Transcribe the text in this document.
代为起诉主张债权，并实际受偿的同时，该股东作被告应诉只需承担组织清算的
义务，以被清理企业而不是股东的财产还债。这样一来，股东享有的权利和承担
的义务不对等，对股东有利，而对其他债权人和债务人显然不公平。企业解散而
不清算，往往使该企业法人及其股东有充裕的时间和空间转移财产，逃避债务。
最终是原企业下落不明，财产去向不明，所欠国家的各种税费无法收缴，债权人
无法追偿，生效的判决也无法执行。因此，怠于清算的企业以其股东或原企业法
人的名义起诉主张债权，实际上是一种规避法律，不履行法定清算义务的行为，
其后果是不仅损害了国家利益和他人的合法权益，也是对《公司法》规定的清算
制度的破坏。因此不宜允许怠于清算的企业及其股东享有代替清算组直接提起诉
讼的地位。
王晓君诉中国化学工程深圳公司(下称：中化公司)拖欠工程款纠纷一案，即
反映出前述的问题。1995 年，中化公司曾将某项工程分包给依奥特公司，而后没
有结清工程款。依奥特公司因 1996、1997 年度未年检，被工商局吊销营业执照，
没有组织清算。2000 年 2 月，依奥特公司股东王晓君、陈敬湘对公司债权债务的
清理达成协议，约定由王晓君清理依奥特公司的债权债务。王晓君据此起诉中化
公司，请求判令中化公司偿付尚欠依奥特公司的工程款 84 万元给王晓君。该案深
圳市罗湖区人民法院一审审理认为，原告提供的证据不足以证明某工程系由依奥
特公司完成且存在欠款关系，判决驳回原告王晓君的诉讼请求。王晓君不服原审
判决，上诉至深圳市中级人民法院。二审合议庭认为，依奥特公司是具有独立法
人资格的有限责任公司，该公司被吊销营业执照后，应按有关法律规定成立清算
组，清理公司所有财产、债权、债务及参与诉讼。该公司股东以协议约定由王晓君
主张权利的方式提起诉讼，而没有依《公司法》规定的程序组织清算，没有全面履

**REQUIREMENT:**
Repeat each of the entries above precisely as given.

**SOLUTION BELOW:**
Transcribe the text in this document.
代为起诉主张债权，并实际受偿的同时，该股东作被告应诉只需承担组织清算的
义务，以被清理企业而不是股东的财产还债。这样一来，股东享有的权利和承担
的义务不对等，对股东有利，而对其他债权人和债务人显然不公平。企业解散而
不清算，往往使该企业法人及其股东有充裕的时间和空间转移财产，逃避债务。
最终是原企业下落不明，财产去向不明，所欠国家的各种税费无法收缴，债权人
无法追偿，生效的判决也无法执行。因此，怠于清算的企业以其股东或原企业法
人的名义起诉主张债权，实际上是一种规避法律，不履行法定清算义务的行为，
其后果是不仅损害了国家利益和他人的合法权益，也是对《公司法》规定的清算
制度的破坏。因此不宜允许怠于清算的企业及其股东享有代替清算组直接提起诉
讼的地位。
王晓君诉中国化学工程深圳公司(下称：中化公司)拖欠工程款纠纷一案，即
反映出前述的问题。1995 年，中化公司曾将某项工程分包给依奥特公司，而后没
有结清工程款。依奥特公司因 1996、1997 年度未年检，被工商局吊销营业执照，
没有组织清算。2000 年 2 月，依奥特公司股东王晓君、陈敬湘对公司债权债务的
清理达成协议，约定由王晓君清理依奥特公司的债权债务。王晓君据此起诉中化
公司，请求判令中化公司偿付尚欠依奥特公司的工程款 84 万元给王晓君。该案深
圳市罗湖区人民法院一审审理认为，原告提供的证据不足以证明某工程系由依奥
特公司完成且存在欠款关系，判决驳回原告王晓君的诉讼请求。王晓君不服原审
判决，上诉至深圳市中级人民法院。二审合议庭认为，依奥特公司是具有独立法
人资格的有限责任公司，该公司被吊销营业执照后，应按有关法律规定成立清算
组，清理公司所有财产、债权、债务及参与诉讼。该公司股东以协议约定由王晓君
主张权利的方式提起诉讼，而没有依《公司法》规定的程序组织清算，没有全面履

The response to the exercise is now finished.